| Given data |
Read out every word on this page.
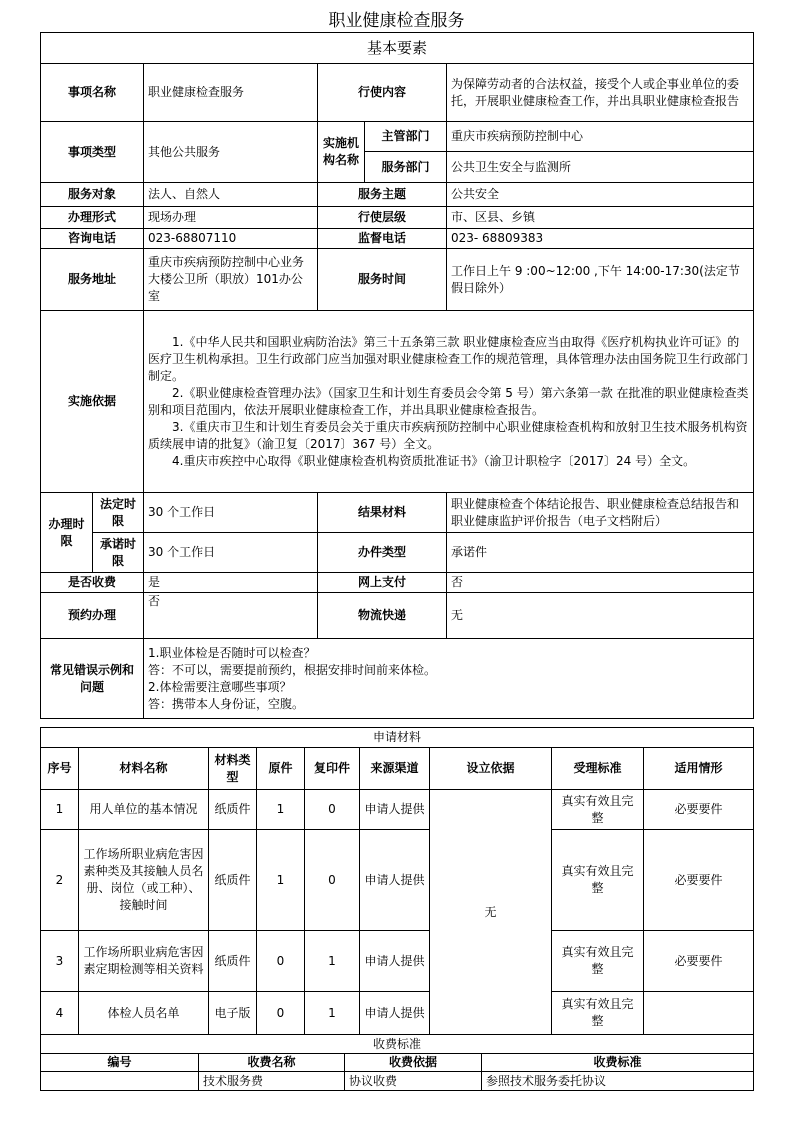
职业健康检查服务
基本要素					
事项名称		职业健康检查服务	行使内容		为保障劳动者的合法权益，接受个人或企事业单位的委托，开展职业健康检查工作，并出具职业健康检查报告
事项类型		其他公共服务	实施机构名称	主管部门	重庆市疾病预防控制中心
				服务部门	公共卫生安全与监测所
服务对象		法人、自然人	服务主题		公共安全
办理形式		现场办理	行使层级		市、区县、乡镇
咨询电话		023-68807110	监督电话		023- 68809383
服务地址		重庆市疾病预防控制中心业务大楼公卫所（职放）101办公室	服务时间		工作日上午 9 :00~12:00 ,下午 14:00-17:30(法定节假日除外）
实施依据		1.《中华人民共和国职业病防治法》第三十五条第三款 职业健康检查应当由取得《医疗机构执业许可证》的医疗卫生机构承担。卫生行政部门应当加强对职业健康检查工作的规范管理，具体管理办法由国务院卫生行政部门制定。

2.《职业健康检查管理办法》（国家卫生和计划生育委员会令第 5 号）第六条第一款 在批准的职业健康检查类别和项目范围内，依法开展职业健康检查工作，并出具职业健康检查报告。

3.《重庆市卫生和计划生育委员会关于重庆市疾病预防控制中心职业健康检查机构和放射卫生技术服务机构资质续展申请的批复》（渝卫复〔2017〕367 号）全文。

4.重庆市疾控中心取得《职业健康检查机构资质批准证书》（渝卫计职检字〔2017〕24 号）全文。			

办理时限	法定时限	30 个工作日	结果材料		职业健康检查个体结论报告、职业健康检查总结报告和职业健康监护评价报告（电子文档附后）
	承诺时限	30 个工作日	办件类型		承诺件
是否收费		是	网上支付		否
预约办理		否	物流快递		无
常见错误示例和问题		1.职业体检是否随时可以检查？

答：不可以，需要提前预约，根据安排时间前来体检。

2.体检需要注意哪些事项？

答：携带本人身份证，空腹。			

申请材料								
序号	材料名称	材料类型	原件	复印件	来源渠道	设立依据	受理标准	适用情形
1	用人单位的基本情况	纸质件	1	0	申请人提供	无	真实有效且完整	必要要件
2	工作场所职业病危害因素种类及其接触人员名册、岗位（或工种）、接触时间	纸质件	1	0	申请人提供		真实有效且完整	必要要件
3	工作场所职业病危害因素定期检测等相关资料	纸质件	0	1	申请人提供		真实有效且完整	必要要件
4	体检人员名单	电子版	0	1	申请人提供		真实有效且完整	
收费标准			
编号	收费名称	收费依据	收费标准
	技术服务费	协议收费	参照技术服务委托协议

| Problem description |
Go through the entries and return each line where the word "必要要件" appears.

| Final result |
1	用人单位的基本情况	纸质件	1	0	申请人提供	无	真实有效且完整	必要要件
2	工作场所职业病危害因素种类及其接触人员名册、岗位（或工种）、接触时间	纸质件	1	0	申请人提供		真实有效且完整	必要要件
3	工作场所职业病危害因素定期检测等相关资料	纸质件	0	1	申请人提供		真实有效且完整	必要要件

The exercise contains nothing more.